# Aim
Check every line below for the word "title" and copy the ones that have it.

☆ ☆ ☆ ☆ ☆ ☆ ☆

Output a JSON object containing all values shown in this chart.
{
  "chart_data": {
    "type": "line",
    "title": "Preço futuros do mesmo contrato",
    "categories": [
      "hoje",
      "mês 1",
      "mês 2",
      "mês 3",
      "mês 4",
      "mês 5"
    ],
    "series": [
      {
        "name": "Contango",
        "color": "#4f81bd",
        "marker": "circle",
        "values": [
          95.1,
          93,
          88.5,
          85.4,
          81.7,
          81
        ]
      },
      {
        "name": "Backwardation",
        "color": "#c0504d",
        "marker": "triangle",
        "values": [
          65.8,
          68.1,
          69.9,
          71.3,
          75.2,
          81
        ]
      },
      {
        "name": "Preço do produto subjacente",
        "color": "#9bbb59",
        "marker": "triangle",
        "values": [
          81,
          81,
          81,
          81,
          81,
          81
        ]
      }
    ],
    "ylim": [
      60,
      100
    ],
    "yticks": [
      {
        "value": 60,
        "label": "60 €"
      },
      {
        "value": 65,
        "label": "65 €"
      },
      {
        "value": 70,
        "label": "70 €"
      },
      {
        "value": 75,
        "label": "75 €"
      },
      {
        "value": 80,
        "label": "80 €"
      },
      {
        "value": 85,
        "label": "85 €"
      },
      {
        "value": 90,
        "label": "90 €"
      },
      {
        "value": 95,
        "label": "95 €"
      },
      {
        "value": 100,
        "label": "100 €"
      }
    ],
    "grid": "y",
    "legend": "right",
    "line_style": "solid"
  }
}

☆ ☆ ☆ ☆ ☆ ☆ ☆

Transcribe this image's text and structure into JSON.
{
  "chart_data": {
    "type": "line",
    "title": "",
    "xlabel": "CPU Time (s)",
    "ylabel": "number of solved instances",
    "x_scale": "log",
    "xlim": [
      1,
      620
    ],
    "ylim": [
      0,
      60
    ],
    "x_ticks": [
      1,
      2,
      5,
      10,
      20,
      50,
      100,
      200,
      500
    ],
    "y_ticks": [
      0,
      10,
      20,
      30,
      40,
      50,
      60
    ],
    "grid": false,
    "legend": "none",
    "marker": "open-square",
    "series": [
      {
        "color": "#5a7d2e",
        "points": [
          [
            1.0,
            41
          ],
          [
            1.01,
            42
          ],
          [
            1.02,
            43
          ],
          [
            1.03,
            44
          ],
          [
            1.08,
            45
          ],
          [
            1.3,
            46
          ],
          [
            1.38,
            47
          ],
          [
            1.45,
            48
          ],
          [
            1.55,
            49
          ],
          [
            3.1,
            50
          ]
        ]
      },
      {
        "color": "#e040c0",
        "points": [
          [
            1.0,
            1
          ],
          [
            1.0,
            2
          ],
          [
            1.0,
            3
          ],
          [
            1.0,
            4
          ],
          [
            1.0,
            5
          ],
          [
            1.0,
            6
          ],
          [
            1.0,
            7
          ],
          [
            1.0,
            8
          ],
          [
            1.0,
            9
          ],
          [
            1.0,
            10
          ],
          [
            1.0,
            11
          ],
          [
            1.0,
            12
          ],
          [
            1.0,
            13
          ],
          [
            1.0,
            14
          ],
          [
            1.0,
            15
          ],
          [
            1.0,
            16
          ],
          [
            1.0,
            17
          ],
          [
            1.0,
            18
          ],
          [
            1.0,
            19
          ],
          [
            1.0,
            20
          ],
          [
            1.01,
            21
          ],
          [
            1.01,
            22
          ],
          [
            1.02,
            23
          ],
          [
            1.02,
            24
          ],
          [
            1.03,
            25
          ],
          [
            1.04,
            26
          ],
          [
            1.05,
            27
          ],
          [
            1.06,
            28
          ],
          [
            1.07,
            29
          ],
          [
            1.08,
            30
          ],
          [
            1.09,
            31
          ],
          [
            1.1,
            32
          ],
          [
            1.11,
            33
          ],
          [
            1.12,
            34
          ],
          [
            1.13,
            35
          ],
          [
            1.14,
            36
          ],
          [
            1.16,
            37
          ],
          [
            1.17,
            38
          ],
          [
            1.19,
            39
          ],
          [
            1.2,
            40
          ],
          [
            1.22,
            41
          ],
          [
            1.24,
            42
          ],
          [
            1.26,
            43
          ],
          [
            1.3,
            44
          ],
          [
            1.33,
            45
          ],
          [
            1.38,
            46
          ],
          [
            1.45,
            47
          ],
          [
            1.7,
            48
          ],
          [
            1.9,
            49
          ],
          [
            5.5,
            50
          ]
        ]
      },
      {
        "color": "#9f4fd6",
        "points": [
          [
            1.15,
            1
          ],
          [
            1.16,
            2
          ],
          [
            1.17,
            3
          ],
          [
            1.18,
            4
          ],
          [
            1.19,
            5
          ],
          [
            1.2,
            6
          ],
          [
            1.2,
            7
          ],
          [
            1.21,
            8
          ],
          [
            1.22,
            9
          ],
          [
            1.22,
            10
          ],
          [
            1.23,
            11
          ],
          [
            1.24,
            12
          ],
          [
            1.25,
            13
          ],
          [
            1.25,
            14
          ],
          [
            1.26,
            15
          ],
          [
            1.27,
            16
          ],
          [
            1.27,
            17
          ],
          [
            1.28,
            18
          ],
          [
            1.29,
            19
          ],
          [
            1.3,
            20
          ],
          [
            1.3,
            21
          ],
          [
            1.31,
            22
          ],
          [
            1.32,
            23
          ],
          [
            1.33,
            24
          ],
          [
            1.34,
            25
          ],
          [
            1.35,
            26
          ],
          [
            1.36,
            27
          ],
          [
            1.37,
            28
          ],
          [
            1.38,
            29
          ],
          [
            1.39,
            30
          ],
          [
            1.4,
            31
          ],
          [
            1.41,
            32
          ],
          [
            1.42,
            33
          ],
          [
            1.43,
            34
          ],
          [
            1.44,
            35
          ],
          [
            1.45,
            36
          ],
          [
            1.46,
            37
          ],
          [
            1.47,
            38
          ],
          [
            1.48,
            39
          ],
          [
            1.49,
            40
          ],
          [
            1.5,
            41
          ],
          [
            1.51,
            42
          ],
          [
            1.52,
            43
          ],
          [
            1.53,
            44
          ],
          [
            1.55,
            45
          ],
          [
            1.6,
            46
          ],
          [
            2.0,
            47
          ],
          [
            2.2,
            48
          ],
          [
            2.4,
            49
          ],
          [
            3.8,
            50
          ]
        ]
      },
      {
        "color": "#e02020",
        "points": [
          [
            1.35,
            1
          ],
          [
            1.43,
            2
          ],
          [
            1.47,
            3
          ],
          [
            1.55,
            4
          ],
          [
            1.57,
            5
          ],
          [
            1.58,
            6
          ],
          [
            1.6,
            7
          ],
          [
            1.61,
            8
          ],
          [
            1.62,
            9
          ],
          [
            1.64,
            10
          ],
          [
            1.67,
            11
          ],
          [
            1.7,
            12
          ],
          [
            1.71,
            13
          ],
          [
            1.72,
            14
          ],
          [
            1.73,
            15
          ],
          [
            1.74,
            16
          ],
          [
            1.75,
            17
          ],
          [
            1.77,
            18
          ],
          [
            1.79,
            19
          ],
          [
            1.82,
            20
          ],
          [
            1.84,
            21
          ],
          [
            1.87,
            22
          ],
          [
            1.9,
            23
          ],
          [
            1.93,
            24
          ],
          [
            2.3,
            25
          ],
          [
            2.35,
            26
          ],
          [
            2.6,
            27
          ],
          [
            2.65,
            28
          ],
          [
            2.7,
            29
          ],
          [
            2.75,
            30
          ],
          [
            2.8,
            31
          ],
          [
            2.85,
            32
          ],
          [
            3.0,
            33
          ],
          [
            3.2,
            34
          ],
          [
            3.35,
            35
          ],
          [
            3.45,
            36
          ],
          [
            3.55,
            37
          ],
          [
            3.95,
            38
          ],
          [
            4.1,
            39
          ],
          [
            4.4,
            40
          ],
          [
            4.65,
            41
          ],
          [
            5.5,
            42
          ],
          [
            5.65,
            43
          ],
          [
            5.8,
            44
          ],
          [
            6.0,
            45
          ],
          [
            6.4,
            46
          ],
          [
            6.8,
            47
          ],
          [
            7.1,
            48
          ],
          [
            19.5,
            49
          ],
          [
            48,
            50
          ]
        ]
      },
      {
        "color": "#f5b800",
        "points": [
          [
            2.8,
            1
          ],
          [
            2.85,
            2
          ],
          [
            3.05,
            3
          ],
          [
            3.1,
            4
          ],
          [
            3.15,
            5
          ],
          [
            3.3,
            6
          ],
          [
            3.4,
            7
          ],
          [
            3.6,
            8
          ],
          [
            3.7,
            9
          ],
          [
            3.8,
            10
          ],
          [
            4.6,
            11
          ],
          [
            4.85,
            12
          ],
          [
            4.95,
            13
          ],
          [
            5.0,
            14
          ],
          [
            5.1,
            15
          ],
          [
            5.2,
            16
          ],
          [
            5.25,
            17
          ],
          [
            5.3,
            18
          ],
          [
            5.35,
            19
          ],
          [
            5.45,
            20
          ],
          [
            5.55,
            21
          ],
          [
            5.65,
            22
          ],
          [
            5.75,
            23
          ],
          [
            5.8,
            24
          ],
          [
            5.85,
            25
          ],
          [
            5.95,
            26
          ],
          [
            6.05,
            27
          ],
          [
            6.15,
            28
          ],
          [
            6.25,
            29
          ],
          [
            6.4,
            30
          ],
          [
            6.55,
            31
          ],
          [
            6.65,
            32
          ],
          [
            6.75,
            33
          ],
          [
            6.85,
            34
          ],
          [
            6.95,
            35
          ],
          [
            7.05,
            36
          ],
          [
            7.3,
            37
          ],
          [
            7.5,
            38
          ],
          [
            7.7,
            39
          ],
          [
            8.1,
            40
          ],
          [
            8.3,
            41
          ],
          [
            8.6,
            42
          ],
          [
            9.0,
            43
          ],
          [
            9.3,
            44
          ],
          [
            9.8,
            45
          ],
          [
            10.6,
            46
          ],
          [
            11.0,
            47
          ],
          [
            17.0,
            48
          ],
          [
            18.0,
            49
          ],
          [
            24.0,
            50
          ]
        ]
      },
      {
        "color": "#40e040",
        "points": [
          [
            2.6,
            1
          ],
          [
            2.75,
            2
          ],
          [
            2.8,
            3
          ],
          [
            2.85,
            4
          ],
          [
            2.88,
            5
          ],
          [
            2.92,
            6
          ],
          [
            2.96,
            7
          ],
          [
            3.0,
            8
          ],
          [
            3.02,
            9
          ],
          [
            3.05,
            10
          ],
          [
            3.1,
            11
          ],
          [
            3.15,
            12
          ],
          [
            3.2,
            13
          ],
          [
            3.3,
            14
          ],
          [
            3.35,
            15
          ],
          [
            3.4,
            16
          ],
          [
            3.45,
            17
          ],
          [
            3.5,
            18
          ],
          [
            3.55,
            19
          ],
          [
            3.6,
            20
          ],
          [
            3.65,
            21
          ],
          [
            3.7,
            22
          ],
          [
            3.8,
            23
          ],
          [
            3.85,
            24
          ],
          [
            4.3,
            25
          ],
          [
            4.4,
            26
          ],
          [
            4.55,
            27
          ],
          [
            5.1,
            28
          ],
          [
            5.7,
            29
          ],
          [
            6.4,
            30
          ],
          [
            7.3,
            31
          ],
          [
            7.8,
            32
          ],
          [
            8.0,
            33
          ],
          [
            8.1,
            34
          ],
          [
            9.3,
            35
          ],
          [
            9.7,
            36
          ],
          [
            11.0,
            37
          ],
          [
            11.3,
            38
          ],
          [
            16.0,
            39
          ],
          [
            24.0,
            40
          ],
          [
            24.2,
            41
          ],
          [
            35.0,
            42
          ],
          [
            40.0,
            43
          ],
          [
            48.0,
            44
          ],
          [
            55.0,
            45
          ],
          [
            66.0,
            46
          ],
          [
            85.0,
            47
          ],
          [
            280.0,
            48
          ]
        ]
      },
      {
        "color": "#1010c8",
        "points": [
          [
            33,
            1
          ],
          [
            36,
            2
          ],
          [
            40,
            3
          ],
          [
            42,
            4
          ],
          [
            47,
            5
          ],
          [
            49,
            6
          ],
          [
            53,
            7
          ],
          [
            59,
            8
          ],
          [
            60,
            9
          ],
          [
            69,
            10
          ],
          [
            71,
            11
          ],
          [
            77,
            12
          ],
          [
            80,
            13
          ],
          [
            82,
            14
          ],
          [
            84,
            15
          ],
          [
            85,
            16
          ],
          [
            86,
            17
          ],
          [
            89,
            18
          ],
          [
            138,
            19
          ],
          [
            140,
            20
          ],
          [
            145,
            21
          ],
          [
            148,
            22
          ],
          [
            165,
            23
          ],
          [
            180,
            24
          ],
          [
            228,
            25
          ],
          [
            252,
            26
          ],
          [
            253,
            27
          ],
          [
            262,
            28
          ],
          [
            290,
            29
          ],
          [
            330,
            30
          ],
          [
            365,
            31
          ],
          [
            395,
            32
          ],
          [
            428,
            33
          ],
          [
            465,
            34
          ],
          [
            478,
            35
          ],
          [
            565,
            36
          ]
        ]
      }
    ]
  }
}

☆ ☆ ☆ ☆ ☆ ☆ ☆

# Problem solution
    "title": "Preço futuros do mesmo contrato",
    "title": "",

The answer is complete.